┌────────
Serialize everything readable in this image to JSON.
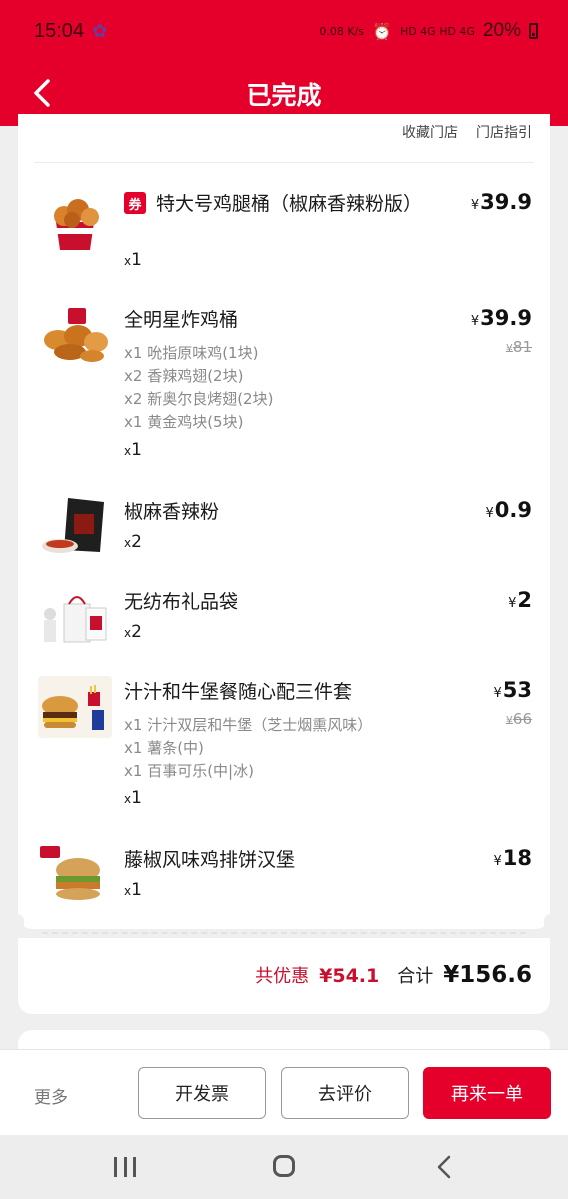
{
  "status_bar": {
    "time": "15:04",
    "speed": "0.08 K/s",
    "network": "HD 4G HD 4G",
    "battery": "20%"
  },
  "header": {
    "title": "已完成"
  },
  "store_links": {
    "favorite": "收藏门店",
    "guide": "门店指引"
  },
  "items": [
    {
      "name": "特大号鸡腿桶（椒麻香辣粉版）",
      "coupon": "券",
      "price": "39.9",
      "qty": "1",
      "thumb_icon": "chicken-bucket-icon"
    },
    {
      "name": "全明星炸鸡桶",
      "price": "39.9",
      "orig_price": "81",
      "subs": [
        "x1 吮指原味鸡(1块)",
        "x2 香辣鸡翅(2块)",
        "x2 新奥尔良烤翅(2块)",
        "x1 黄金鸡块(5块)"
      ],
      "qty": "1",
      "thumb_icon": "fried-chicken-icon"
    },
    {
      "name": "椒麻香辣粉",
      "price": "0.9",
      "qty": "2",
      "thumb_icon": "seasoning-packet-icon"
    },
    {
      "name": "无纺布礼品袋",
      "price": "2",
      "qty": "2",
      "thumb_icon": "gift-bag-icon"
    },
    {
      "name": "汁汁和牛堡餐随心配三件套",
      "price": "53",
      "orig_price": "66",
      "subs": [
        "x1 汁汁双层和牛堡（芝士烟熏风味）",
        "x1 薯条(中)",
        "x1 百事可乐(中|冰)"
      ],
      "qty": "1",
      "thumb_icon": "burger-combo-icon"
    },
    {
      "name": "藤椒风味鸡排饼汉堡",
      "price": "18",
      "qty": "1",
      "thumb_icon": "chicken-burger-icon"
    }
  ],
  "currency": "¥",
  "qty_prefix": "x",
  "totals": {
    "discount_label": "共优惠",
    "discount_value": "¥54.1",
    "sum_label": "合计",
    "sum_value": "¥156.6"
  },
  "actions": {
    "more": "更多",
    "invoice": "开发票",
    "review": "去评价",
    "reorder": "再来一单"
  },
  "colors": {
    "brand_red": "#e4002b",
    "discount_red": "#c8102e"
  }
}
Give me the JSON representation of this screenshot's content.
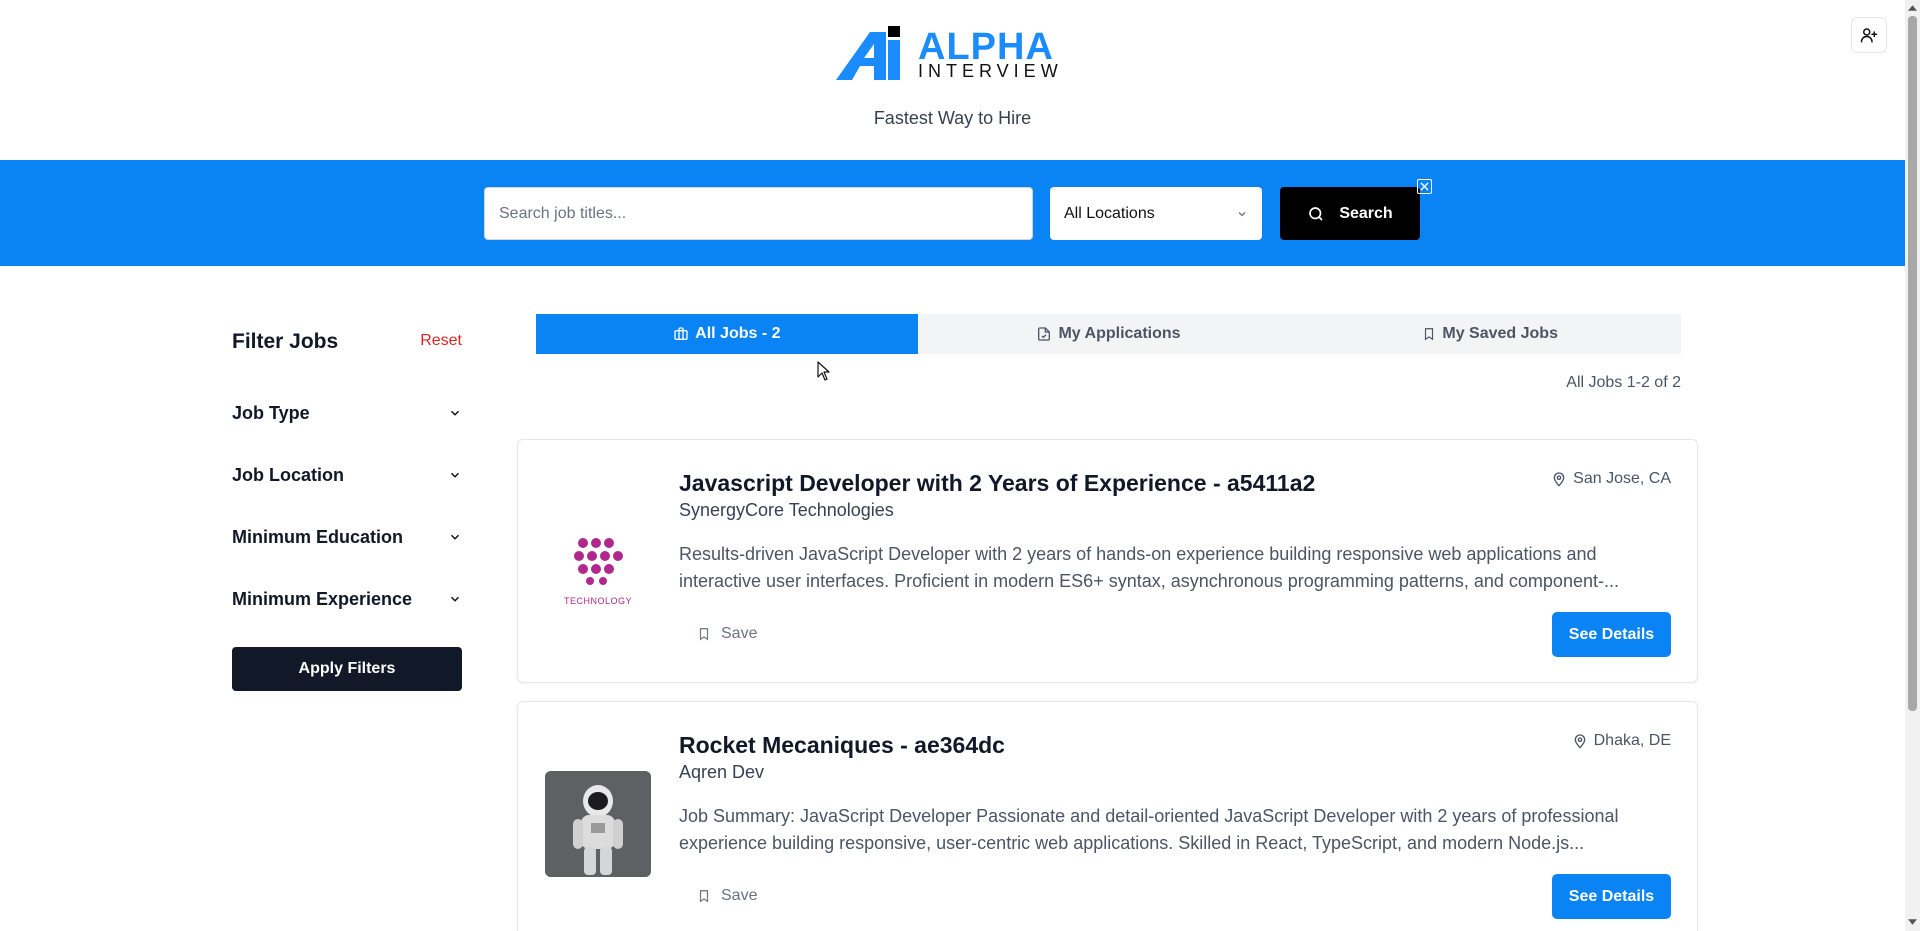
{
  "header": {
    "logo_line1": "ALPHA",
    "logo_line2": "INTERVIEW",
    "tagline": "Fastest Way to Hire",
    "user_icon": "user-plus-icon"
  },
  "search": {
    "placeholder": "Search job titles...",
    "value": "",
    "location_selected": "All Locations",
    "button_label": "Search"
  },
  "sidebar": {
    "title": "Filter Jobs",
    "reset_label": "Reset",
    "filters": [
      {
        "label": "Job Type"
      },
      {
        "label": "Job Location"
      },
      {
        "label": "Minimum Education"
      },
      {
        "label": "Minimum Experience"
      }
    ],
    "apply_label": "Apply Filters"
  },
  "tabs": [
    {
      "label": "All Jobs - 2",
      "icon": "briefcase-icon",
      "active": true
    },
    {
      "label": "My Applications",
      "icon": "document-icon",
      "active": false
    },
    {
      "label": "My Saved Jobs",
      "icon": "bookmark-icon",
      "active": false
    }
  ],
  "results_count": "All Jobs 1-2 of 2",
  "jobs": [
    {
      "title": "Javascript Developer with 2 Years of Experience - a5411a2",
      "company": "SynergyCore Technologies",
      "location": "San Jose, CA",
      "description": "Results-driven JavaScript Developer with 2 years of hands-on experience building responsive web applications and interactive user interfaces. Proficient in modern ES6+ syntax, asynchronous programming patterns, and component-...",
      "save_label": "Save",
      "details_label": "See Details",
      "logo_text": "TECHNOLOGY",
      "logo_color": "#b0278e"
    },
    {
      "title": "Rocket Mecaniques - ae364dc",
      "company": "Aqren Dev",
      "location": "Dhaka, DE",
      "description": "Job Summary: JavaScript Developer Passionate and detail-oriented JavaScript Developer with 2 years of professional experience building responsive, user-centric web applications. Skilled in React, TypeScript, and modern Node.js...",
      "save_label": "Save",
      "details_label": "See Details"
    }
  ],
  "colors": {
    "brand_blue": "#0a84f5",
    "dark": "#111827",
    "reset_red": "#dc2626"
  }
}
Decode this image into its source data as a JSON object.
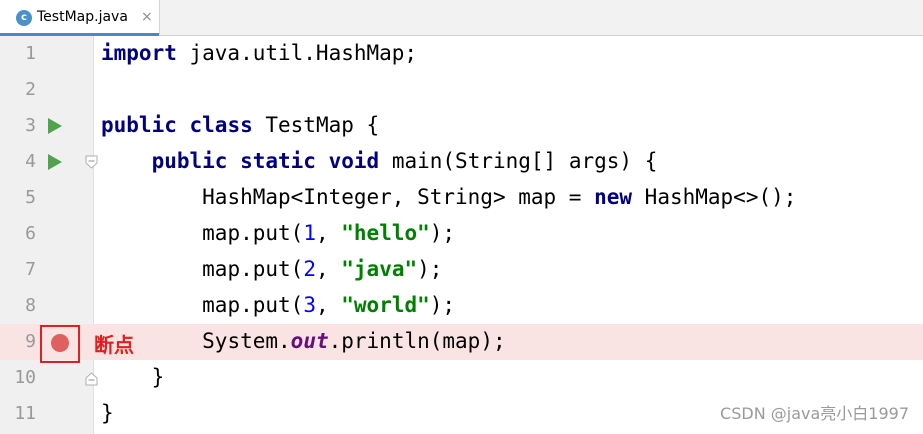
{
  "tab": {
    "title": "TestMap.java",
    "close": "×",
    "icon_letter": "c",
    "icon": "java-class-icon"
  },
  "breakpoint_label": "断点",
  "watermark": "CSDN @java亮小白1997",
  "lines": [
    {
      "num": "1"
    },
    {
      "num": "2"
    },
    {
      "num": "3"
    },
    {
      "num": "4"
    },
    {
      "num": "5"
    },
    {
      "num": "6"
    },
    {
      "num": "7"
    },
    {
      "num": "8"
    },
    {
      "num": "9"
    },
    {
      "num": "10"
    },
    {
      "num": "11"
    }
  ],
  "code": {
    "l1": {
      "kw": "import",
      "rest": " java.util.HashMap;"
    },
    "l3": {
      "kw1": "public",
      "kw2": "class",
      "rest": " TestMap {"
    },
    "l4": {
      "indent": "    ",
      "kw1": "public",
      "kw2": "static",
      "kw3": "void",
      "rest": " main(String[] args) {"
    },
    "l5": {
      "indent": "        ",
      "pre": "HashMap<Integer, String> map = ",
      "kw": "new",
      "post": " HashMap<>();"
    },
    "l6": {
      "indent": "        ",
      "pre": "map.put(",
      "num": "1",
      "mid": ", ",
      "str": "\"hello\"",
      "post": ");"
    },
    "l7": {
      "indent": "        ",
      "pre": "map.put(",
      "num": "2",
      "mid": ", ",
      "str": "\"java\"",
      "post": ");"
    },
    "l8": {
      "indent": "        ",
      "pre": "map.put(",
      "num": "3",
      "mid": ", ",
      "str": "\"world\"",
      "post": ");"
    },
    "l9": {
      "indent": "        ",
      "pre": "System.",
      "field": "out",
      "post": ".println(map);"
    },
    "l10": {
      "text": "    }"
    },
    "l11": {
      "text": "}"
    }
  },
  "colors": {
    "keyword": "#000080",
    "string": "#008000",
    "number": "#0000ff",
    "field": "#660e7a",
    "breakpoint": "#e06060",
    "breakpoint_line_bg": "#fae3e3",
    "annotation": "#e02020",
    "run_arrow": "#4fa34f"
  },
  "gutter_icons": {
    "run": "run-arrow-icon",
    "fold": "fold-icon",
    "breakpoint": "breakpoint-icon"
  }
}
└────────
What is being asked:
Copy every line above word for word and exclude the pictures.

Right answer:
Serialize everything readable in this image to JSON.
{
  "status_bar": {
    "time": "15:04",
    "speed": "0.08 K/s",
    "network": "HD 4G HD 4G",
    "battery": "20%"
  },
  "header": {
    "title": "已完成"
  },
  "store_links": {
    "favorite": "收藏门店",
    "guide": "门店指引"
  },
  "items": [
    {
      "name": "特大号鸡腿桶（椒麻香辣粉版）",
      "coupon": "券",
      "price": "39.9",
      "qty": "1",
      "thumb_icon": "chicken-bucket-icon"
    },
    {
      "name": "全明星炸鸡桶",
      "price": "39.9",
      "orig_price": "81",
      "subs": [
        "x1 吮指原味鸡(1块)",
        "x2 香辣鸡翅(2块)",
        "x2 新奥尔良烤翅(2块)",
        "x1 黄金鸡块(5块)"
      ],
      "qty": "1",
      "thumb_icon": "fried-chicken-icon"
    },
    {
      "name": "椒麻香辣粉",
      "price": "0.9",
      "qty": "2",
      "thumb_icon": "seasoning-packet-icon"
    },
    {
      "name": "无纺布礼品袋",
      "price": "2",
      "qty": "2",
      "thumb_icon": "gift-bag-icon"
    },
    {
      "name": "汁汁和牛堡餐随心配三件套",
      "price": "53",
      "orig_price": "66",
      "subs": [
        "x1 汁汁双层和牛堡（芝士烟熏风味）",
        "x1 薯条(中)",
        "x1 百事可乐(中|冰)"
      ],
      "qty": "1",
      "thumb_icon": "burger-combo-icon"
    },
    {
      "name": "藤椒风味鸡排饼汉堡",
      "price": "18",
      "qty": "1",
      "thumb_icon": "chicken-burger-icon"
    }
  ],
  "currency": "¥",
  "qty_prefix": "x",
  "totals": {
    "discount_label": "共优惠",
    "discount_value": "¥54.1",
    "sum_label": "合计",
    "sum_value": "¥156.6"
  },
  "actions": {
    "more": "更多",
    "invoice": "开发票",
    "review": "去评价",
    "reorder": "再来一单"
  },
  "colors": {
    "brand_red": "#e4002b",
    "discount_red": "#c8102e"
  }
}
Give me the JSON representation of this screenshot's content.
{
  "header": {
    "logo_line1": "ALPHA",
    "logo_line2": "INTERVIEW",
    "tagline": "Fastest Way to Hire",
    "user_icon": "user-plus-icon"
  },
  "search": {
    "placeholder": "Search job titles...",
    "value": "",
    "location_selected": "All Locations",
    "button_label": "Search"
  },
  "sidebar": {
    "title": "Filter Jobs",
    "reset_label": "Reset",
    "filters": [
      {
        "label": "Job Type"
      },
      {
        "label": "Job Location"
      },
      {
        "label": "Minimum Education"
      },
      {
        "label": "Minimum Experience"
      }
    ],
    "apply_label": "Apply Filters"
  },
  "tabs": [
    {
      "label": "All Jobs - 2",
      "icon": "briefcase-icon",
      "active": true
    },
    {
      "label": "My Applications",
      "icon": "document-icon",
      "active": false
    },
    {
      "label": "My Saved Jobs",
      "icon": "bookmark-icon",
      "active": false
    }
  ],
  "results_count": "All Jobs 1-2 of 2",
  "jobs": [
    {
      "title": "Javascript Developer with 2 Years of Experience - a5411a2",
      "company": "SynergyCore Technologies",
      "location": "San Jose, CA",
      "description": "Results-driven JavaScript Developer with 2 years of hands-on experience building responsive web applications and interactive user interfaces. Proficient in modern ES6+ syntax, asynchronous programming patterns, and component-...",
      "save_label": "Save",
      "details_label": "See Details",
      "logo_text": "TECHNOLOGY",
      "logo_color": "#b0278e"
    },
    {
      "title": "Rocket Mecaniques - ae364dc",
      "company": "Aqren Dev",
      "location": "Dhaka, DE",
      "description": "Job Summary: JavaScript Developer Passionate and detail-oriented JavaScript Developer with 2 years of professional experience building responsive, user-centric web applications. Skilled in React, TypeScript, and modern Node.js...",
      "save_label": "Save",
      "details_label": "See Details"
    }
  ],
  "colors": {
    "brand_blue": "#0a84f5",
    "dark": "#111827",
    "reset_red": "#dc2626"
  }
}
Decode this image into its source data as a JSON object.
{
  "tab": {
    "title": "TestMap.java",
    "close": "×",
    "icon_letter": "c",
    "icon": "java-class-icon"
  },
  "breakpoint_label": "断点",
  "watermark": "CSDN @java亮小白1997",
  "lines": [
    {
      "num": "1"
    },
    {
      "num": "2"
    },
    {
      "num": "3"
    },
    {
      "num": "4"
    },
    {
      "num": "5"
    },
    {
      "num": "6"
    },
    {
      "num": "7"
    },
    {
      "num": "8"
    },
    {
      "num": "9"
    },
    {
      "num": "10"
    },
    {
      "num": "11"
    }
  ],
  "code": {
    "l1": {
      "kw": "import",
      "rest": " java.util.HashMap;"
    },
    "l3": {
      "kw1": "public",
      "kw2": "class",
      "rest": " TestMap {"
    },
    "l4": {
      "indent": "    ",
      "kw1": "public",
      "kw2": "static",
      "kw3": "void",
      "rest": " main(String[] args) {"
    },
    "l5": {
      "indent": "        ",
      "pre": "HashMap<Integer, String> map = ",
      "kw": "new",
      "post": " HashMap<>();"
    },
    "l6": {
      "indent": "        ",
      "pre": "map.put(",
      "num": "1",
      "mid": ", ",
      "str": "\"hello\"",
      "post": ");"
    },
    "l7": {
      "indent": "        ",
      "pre": "map.put(",
      "num": "2",
      "mid": ", ",
      "str": "\"java\"",
      "post": ");"
    },
    "l8": {
      "indent": "        ",
      "pre": "map.put(",
      "num": "3",
      "mid": ", ",
      "str": "\"world\"",
      "post": ");"
    },
    "l9": {
      "indent": "        ",
      "pre": "System.",
      "field": "out",
      "post": ".println(map);"
    },
    "l10": {
      "text": "    }"
    },
    "l11": {
      "text": "}"
    }
  },
  "colors": {
    "keyword": "#000080",
    "string": "#008000",
    "number": "#0000ff",
    "field": "#660e7a",
    "breakpoint": "#e06060",
    "breakpoint_line_bg": "#fae3e3",
    "annotation": "#e02020",
    "run_arrow": "#4fa34f"
  },
  "gutter_icons": {
    "run": "run-arrow-icon",
    "fold": "fold-icon",
    "breakpoint": "breakpoint-icon"
  }
}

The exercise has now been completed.